§ **Prompt**
Copy the records below exactly, leaving out any pictures.

§ **Available records**

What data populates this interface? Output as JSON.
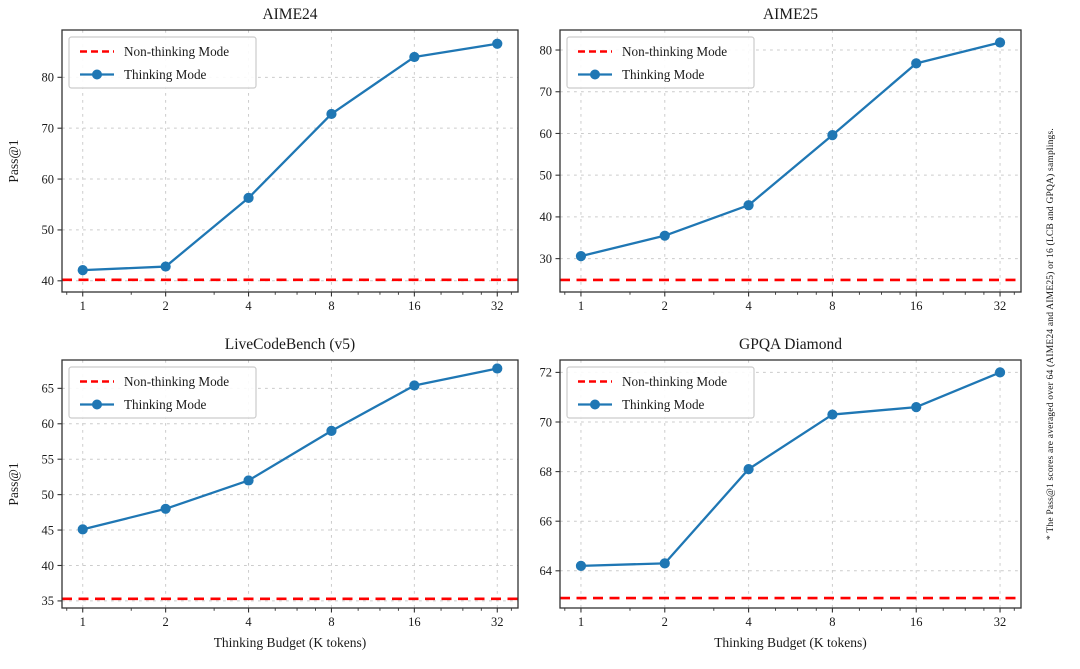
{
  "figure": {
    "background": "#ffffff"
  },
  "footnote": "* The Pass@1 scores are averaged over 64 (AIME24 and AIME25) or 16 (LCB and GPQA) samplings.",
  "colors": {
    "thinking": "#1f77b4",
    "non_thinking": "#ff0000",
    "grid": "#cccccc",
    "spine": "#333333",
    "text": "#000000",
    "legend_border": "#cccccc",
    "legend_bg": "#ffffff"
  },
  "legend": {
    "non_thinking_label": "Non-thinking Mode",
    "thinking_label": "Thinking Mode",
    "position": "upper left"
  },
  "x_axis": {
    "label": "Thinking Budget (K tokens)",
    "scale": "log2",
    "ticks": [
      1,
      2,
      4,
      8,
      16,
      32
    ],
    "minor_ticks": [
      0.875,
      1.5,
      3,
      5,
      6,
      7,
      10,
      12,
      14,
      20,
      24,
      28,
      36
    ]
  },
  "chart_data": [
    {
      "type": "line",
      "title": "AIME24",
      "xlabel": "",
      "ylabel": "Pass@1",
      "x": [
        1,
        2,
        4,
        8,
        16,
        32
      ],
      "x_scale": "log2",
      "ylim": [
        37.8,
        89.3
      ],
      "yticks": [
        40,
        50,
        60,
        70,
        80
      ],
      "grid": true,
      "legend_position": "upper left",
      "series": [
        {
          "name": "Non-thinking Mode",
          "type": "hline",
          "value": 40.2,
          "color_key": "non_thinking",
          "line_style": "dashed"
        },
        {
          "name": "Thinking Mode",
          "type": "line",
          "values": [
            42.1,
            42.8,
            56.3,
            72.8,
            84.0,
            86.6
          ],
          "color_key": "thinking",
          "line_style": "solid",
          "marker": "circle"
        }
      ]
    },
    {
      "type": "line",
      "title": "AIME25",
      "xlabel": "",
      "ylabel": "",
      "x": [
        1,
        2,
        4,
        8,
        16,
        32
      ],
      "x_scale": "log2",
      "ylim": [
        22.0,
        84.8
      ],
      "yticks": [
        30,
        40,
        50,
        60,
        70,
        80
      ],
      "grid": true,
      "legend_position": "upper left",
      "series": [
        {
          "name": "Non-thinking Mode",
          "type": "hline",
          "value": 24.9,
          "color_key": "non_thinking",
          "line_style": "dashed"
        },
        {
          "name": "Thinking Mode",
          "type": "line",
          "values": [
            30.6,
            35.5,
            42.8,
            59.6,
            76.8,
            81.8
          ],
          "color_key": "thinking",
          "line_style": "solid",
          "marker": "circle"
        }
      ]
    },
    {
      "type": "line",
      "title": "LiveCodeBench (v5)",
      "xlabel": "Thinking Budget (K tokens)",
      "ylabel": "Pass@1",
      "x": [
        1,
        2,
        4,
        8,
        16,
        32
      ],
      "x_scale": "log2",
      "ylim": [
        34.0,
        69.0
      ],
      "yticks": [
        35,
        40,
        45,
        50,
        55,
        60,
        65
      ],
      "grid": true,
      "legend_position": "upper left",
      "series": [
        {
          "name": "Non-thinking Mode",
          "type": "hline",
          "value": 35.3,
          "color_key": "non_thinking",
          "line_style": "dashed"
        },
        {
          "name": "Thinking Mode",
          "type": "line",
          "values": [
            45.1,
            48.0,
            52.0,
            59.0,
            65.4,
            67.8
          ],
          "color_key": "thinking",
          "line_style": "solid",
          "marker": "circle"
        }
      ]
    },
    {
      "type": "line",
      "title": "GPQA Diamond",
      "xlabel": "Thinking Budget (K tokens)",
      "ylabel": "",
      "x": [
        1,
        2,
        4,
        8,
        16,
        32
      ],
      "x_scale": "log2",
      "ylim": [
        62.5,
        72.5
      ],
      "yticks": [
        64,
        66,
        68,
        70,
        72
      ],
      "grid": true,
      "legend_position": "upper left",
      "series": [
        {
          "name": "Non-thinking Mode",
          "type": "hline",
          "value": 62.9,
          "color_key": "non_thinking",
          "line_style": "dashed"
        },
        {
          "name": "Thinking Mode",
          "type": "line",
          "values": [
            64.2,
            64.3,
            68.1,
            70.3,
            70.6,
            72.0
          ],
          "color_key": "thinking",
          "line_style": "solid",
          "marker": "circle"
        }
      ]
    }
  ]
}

§ **Expected answer**
What data populates this interface? Output as JSON.
{
  "figure": {
    "background": "#ffffff"
  },
  "footnote": "* The Pass@1 scores are averaged over 64 (AIME24 and AIME25) or 16 (LCB and GPQA) samplings.",
  "colors": {
    "thinking": "#1f77b4",
    "non_thinking": "#ff0000",
    "grid": "#cccccc",
    "spine": "#333333",
    "text": "#000000",
    "legend_border": "#cccccc",
    "legend_bg": "#ffffff"
  },
  "legend": {
    "non_thinking_label": "Non-thinking Mode",
    "thinking_label": "Thinking Mode",
    "position": "upper left"
  },
  "x_axis": {
    "label": "Thinking Budget (K tokens)",
    "scale": "log2",
    "ticks": [
      1,
      2,
      4,
      8,
      16,
      32
    ],
    "minor_ticks": [
      0.875,
      1.5,
      3,
      5,
      6,
      7,
      10,
      12,
      14,
      20,
      24,
      28,
      36
    ]
  },
  "chart_data": [
    {
      "type": "line",
      "title": "AIME24",
      "xlabel": "",
      "ylabel": "Pass@1",
      "x": [
        1,
        2,
        4,
        8,
        16,
        32
      ],
      "x_scale": "log2",
      "ylim": [
        37.8,
        89.3
      ],
      "yticks": [
        40,
        50,
        60,
        70,
        80
      ],
      "grid": true,
      "legend_position": "upper left",
      "series": [
        {
          "name": "Non-thinking Mode",
          "type": "hline",
          "value": 40.2,
          "color_key": "non_thinking",
          "line_style": "dashed"
        },
        {
          "name": "Thinking Mode",
          "type": "line",
          "values": [
            42.1,
            42.8,
            56.3,
            72.8,
            84.0,
            86.6
          ],
          "color_key": "thinking",
          "line_style": "solid",
          "marker": "circle"
        }
      ]
    },
    {
      "type": "line",
      "title": "AIME25",
      "xlabel": "",
      "ylabel": "",
      "x": [
        1,
        2,
        4,
        8,
        16,
        32
      ],
      "x_scale": "log2",
      "ylim": [
        22.0,
        84.8
      ],
      "yticks": [
        30,
        40,
        50,
        60,
        70,
        80
      ],
      "grid": true,
      "legend_position": "upper left",
      "series": [
        {
          "name": "Non-thinking Mode",
          "type": "hline",
          "value": 24.9,
          "color_key": "non_thinking",
          "line_style": "dashed"
        },
        {
          "name": "Thinking Mode",
          "type": "line",
          "values": [
            30.6,
            35.5,
            42.8,
            59.6,
            76.8,
            81.8
          ],
          "color_key": "thinking",
          "line_style": "solid",
          "marker": "circle"
        }
      ]
    },
    {
      "type": "line",
      "title": "LiveCodeBench (v5)",
      "xlabel": "Thinking Budget (K tokens)",
      "ylabel": "Pass@1",
      "x": [
        1,
        2,
        4,
        8,
        16,
        32
      ],
      "x_scale": "log2",
      "ylim": [
        34.0,
        69.0
      ],
      "yticks": [
        35,
        40,
        45,
        50,
        55,
        60,
        65
      ],
      "grid": true,
      "legend_position": "upper left",
      "series": [
        {
          "name": "Non-thinking Mode",
          "type": "hline",
          "value": 35.3,
          "color_key": "non_thinking",
          "line_style": "dashed"
        },
        {
          "name": "Thinking Mode",
          "type": "line",
          "values": [
            45.1,
            48.0,
            52.0,
            59.0,
            65.4,
            67.8
          ],
          "color_key": "thinking",
          "line_style": "solid",
          "marker": "circle"
        }
      ]
    },
    {
      "type": "line",
      "title": "GPQA Diamond",
      "xlabel": "Thinking Budget (K tokens)",
      "ylabel": "",
      "x": [
        1,
        2,
        4,
        8,
        16,
        32
      ],
      "x_scale": "log2",
      "ylim": [
        62.5,
        72.5
      ],
      "yticks": [
        64,
        66,
        68,
        70,
        72
      ],
      "grid": true,
      "legend_position": "upper left",
      "series": [
        {
          "name": "Non-thinking Mode",
          "type": "hline",
          "value": 62.9,
          "color_key": "non_thinking",
          "line_style": "dashed"
        },
        {
          "name": "Thinking Mode",
          "type": "line",
          "values": [
            64.2,
            64.3,
            68.1,
            70.3,
            70.6,
            72.0
          ],
          "color_key": "thinking",
          "line_style": "solid",
          "marker": "circle"
        }
      ]
    }
  ]
}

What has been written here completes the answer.